Objective —
Give every line again exactly as it appears, please, but not the pictures.

── Records supplied

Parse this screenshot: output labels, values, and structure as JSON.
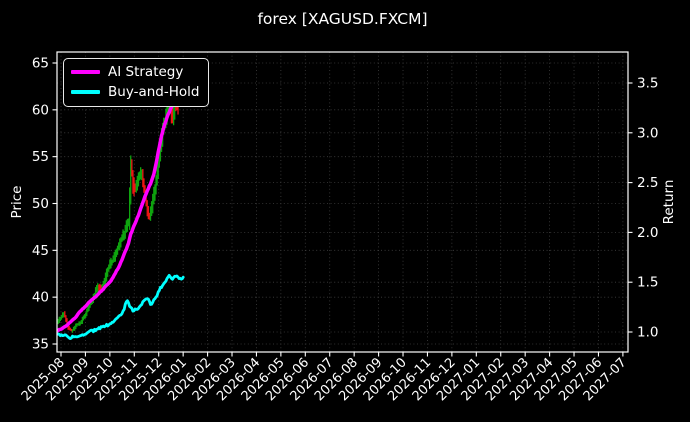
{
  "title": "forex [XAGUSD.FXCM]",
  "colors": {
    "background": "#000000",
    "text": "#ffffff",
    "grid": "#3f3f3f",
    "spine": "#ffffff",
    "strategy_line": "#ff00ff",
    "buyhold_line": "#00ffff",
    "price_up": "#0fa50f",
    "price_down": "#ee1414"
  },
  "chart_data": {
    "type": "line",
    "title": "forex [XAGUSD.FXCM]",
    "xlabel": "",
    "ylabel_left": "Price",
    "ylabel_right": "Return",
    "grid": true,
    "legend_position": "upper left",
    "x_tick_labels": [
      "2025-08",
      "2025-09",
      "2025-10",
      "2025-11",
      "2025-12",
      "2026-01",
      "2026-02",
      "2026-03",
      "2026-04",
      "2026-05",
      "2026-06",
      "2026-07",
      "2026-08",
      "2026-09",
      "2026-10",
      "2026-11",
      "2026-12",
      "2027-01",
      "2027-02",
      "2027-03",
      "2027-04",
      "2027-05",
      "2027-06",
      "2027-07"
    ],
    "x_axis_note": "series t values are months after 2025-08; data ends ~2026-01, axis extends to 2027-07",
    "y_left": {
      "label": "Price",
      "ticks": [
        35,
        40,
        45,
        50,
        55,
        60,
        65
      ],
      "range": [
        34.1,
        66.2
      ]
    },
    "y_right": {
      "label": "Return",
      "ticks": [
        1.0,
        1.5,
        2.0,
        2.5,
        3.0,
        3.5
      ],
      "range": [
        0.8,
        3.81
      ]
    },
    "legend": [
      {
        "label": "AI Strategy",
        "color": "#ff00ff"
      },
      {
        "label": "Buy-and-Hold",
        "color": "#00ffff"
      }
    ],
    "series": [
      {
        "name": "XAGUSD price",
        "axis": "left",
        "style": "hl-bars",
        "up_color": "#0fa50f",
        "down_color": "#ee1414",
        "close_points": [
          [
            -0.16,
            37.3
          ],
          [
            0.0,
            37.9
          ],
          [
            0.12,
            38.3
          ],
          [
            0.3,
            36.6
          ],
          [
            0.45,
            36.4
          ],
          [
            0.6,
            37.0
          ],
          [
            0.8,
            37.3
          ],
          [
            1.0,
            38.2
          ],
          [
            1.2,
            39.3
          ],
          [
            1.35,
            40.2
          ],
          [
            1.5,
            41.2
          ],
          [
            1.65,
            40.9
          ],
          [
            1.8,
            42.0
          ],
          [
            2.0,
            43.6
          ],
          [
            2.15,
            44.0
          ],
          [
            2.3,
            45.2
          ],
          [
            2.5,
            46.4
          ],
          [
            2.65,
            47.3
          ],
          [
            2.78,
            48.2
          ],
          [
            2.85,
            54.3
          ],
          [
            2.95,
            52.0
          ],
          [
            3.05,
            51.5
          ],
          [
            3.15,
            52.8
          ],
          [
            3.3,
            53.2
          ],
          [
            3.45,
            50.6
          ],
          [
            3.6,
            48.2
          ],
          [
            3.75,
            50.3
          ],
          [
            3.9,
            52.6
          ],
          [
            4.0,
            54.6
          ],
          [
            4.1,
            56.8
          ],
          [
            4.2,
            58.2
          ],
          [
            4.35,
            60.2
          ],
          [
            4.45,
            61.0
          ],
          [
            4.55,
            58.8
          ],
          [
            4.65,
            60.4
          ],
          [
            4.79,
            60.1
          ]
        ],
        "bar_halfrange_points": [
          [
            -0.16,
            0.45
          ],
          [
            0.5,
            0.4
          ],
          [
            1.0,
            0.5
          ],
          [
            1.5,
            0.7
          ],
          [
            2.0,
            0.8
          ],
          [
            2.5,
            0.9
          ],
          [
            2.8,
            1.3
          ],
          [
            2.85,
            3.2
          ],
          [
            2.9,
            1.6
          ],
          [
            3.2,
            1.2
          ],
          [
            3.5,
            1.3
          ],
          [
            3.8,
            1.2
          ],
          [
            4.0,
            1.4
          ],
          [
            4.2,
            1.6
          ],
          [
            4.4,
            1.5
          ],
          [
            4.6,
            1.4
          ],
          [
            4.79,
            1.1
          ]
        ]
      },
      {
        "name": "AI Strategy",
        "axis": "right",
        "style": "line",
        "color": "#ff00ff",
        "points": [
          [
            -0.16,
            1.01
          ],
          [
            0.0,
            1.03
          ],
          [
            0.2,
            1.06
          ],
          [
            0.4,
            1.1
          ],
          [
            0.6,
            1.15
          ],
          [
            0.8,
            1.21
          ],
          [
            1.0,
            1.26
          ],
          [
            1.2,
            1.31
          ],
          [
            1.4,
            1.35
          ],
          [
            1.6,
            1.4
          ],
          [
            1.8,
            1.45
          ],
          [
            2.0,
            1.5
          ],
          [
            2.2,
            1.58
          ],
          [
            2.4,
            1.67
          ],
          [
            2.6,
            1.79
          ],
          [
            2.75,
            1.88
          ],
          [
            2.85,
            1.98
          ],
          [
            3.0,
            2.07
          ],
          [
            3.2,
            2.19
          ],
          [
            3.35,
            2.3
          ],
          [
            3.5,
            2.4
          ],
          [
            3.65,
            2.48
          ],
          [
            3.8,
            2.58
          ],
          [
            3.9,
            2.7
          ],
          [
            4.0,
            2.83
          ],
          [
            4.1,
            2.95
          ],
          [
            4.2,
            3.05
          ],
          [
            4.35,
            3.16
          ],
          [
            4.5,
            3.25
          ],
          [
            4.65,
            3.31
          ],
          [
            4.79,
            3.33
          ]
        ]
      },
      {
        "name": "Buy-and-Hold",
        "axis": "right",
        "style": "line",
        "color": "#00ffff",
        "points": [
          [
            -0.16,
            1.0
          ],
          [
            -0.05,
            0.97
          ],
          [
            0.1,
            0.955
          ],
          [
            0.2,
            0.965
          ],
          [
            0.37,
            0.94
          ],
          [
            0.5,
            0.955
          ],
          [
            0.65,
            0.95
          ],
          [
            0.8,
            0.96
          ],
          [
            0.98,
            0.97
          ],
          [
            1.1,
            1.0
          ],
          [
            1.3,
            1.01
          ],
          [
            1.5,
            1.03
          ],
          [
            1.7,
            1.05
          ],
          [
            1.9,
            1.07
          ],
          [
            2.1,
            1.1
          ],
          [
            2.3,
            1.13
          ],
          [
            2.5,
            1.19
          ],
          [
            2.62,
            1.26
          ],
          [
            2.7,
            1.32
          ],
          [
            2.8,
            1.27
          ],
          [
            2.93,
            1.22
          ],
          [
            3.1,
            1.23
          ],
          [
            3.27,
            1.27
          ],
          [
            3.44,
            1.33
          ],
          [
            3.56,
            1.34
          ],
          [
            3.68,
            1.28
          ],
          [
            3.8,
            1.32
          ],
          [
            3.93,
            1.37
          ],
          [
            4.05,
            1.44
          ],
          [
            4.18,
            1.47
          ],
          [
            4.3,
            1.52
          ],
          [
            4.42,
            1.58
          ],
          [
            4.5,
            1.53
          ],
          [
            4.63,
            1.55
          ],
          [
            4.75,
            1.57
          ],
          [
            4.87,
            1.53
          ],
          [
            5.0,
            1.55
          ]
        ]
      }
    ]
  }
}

────

Solution for this task —
Parse this screenshot: output labels, values, and structure as JSON.
{
  "title": "forex [XAGUSD.FXCM]",
  "colors": {
    "background": "#000000",
    "text": "#ffffff",
    "grid": "#3f3f3f",
    "spine": "#ffffff",
    "strategy_line": "#ff00ff",
    "buyhold_line": "#00ffff",
    "price_up": "#0fa50f",
    "price_down": "#ee1414"
  },
  "chart_data": {
    "type": "line",
    "title": "forex [XAGUSD.FXCM]",
    "xlabel": "",
    "ylabel_left": "Price",
    "ylabel_right": "Return",
    "grid": true,
    "legend_position": "upper left",
    "x_tick_labels": [
      "2025-08",
      "2025-09",
      "2025-10",
      "2025-11",
      "2025-12",
      "2026-01",
      "2026-02",
      "2026-03",
      "2026-04",
      "2026-05",
      "2026-06",
      "2026-07",
      "2026-08",
      "2026-09",
      "2026-10",
      "2026-11",
      "2026-12",
      "2027-01",
      "2027-02",
      "2027-03",
      "2027-04",
      "2027-05",
      "2027-06",
      "2027-07"
    ],
    "x_axis_note": "series t values are months after 2025-08; data ends ~2026-01, axis extends to 2027-07",
    "y_left": {
      "label": "Price",
      "ticks": [
        35,
        40,
        45,
        50,
        55,
        60,
        65
      ],
      "range": [
        34.1,
        66.2
      ]
    },
    "y_right": {
      "label": "Return",
      "ticks": [
        1.0,
        1.5,
        2.0,
        2.5,
        3.0,
        3.5
      ],
      "range": [
        0.8,
        3.81
      ]
    },
    "legend": [
      {
        "label": "AI Strategy",
        "color": "#ff00ff"
      },
      {
        "label": "Buy-and-Hold",
        "color": "#00ffff"
      }
    ],
    "series": [
      {
        "name": "XAGUSD price",
        "axis": "left",
        "style": "hl-bars",
        "up_color": "#0fa50f",
        "down_color": "#ee1414",
        "close_points": [
          [
            -0.16,
            37.3
          ],
          [
            0.0,
            37.9
          ],
          [
            0.12,
            38.3
          ],
          [
            0.3,
            36.6
          ],
          [
            0.45,
            36.4
          ],
          [
            0.6,
            37.0
          ],
          [
            0.8,
            37.3
          ],
          [
            1.0,
            38.2
          ],
          [
            1.2,
            39.3
          ],
          [
            1.35,
            40.2
          ],
          [
            1.5,
            41.2
          ],
          [
            1.65,
            40.9
          ],
          [
            1.8,
            42.0
          ],
          [
            2.0,
            43.6
          ],
          [
            2.15,
            44.0
          ],
          [
            2.3,
            45.2
          ],
          [
            2.5,
            46.4
          ],
          [
            2.65,
            47.3
          ],
          [
            2.78,
            48.2
          ],
          [
            2.85,
            54.3
          ],
          [
            2.95,
            52.0
          ],
          [
            3.05,
            51.5
          ],
          [
            3.15,
            52.8
          ],
          [
            3.3,
            53.2
          ],
          [
            3.45,
            50.6
          ],
          [
            3.6,
            48.2
          ],
          [
            3.75,
            50.3
          ],
          [
            3.9,
            52.6
          ],
          [
            4.0,
            54.6
          ],
          [
            4.1,
            56.8
          ],
          [
            4.2,
            58.2
          ],
          [
            4.35,
            60.2
          ],
          [
            4.45,
            61.0
          ],
          [
            4.55,
            58.8
          ],
          [
            4.65,
            60.4
          ],
          [
            4.79,
            60.1
          ]
        ],
        "bar_halfrange_points": [
          [
            -0.16,
            0.45
          ],
          [
            0.5,
            0.4
          ],
          [
            1.0,
            0.5
          ],
          [
            1.5,
            0.7
          ],
          [
            2.0,
            0.8
          ],
          [
            2.5,
            0.9
          ],
          [
            2.8,
            1.3
          ],
          [
            2.85,
            3.2
          ],
          [
            2.9,
            1.6
          ],
          [
            3.2,
            1.2
          ],
          [
            3.5,
            1.3
          ],
          [
            3.8,
            1.2
          ],
          [
            4.0,
            1.4
          ],
          [
            4.2,
            1.6
          ],
          [
            4.4,
            1.5
          ],
          [
            4.6,
            1.4
          ],
          [
            4.79,
            1.1
          ]
        ]
      },
      {
        "name": "AI Strategy",
        "axis": "right",
        "style": "line",
        "color": "#ff00ff",
        "points": [
          [
            -0.16,
            1.01
          ],
          [
            0.0,
            1.03
          ],
          [
            0.2,
            1.06
          ],
          [
            0.4,
            1.1
          ],
          [
            0.6,
            1.15
          ],
          [
            0.8,
            1.21
          ],
          [
            1.0,
            1.26
          ],
          [
            1.2,
            1.31
          ],
          [
            1.4,
            1.35
          ],
          [
            1.6,
            1.4
          ],
          [
            1.8,
            1.45
          ],
          [
            2.0,
            1.5
          ],
          [
            2.2,
            1.58
          ],
          [
            2.4,
            1.67
          ],
          [
            2.6,
            1.79
          ],
          [
            2.75,
            1.88
          ],
          [
            2.85,
            1.98
          ],
          [
            3.0,
            2.07
          ],
          [
            3.2,
            2.19
          ],
          [
            3.35,
            2.3
          ],
          [
            3.5,
            2.4
          ],
          [
            3.65,
            2.48
          ],
          [
            3.8,
            2.58
          ],
          [
            3.9,
            2.7
          ],
          [
            4.0,
            2.83
          ],
          [
            4.1,
            2.95
          ],
          [
            4.2,
            3.05
          ],
          [
            4.35,
            3.16
          ],
          [
            4.5,
            3.25
          ],
          [
            4.65,
            3.31
          ],
          [
            4.79,
            3.33
          ]
        ]
      },
      {
        "name": "Buy-and-Hold",
        "axis": "right",
        "style": "line",
        "color": "#00ffff",
        "points": [
          [
            -0.16,
            1.0
          ],
          [
            -0.05,
            0.97
          ],
          [
            0.1,
            0.955
          ],
          [
            0.2,
            0.965
          ],
          [
            0.37,
            0.94
          ],
          [
            0.5,
            0.955
          ],
          [
            0.65,
            0.95
          ],
          [
            0.8,
            0.96
          ],
          [
            0.98,
            0.97
          ],
          [
            1.1,
            1.0
          ],
          [
            1.3,
            1.01
          ],
          [
            1.5,
            1.03
          ],
          [
            1.7,
            1.05
          ],
          [
            1.9,
            1.07
          ],
          [
            2.1,
            1.1
          ],
          [
            2.3,
            1.13
          ],
          [
            2.5,
            1.19
          ],
          [
            2.62,
            1.26
          ],
          [
            2.7,
            1.32
          ],
          [
            2.8,
            1.27
          ],
          [
            2.93,
            1.22
          ],
          [
            3.1,
            1.23
          ],
          [
            3.27,
            1.27
          ],
          [
            3.44,
            1.33
          ],
          [
            3.56,
            1.34
          ],
          [
            3.68,
            1.28
          ],
          [
            3.8,
            1.32
          ],
          [
            3.93,
            1.37
          ],
          [
            4.05,
            1.44
          ],
          [
            4.18,
            1.47
          ],
          [
            4.3,
            1.52
          ],
          [
            4.42,
            1.58
          ],
          [
            4.5,
            1.53
          ],
          [
            4.63,
            1.55
          ],
          [
            4.75,
            1.57
          ],
          [
            4.87,
            1.53
          ],
          [
            5.0,
            1.55
          ]
        ]
      }
    ]
  }
}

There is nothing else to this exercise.